Pick out every line holding the string "code" and copy it.

Stored entries —

>> begin

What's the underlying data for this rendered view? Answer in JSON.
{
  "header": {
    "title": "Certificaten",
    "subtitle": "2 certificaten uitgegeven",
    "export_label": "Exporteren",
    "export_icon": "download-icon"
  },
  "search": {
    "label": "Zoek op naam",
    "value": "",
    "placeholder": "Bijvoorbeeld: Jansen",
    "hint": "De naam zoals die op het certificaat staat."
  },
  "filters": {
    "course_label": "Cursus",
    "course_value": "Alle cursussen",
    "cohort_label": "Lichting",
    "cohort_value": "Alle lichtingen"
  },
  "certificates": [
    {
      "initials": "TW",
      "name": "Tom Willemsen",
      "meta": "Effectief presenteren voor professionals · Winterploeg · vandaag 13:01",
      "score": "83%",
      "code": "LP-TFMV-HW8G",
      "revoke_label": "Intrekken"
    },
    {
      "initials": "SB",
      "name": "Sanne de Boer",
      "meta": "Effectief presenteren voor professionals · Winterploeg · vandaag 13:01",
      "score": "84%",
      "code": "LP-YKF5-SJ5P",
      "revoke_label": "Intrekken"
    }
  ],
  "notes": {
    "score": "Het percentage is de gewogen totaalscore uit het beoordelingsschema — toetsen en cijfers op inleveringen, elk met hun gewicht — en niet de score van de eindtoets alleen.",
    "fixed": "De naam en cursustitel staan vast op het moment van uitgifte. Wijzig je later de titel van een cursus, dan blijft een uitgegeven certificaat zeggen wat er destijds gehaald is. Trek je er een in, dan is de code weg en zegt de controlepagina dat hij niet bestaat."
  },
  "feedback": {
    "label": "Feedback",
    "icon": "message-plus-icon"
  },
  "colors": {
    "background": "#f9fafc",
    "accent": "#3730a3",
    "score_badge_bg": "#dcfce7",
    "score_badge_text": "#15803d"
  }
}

>> end

Exercise output —
      "code": "LP-TFMV-HW8G",
      "code": "LP-YKF5-SJ5P",
    "fixed": "De naam en cursustitel staan vast op het moment van uitgifte. Wijzig je later de titel van een cursus, dan blijft een uitgegeven certificaat zeggen wat er destijds gehaald is. Trek je er een in, dan is de code weg en zegt de controlepagina dat hij niet bestaat."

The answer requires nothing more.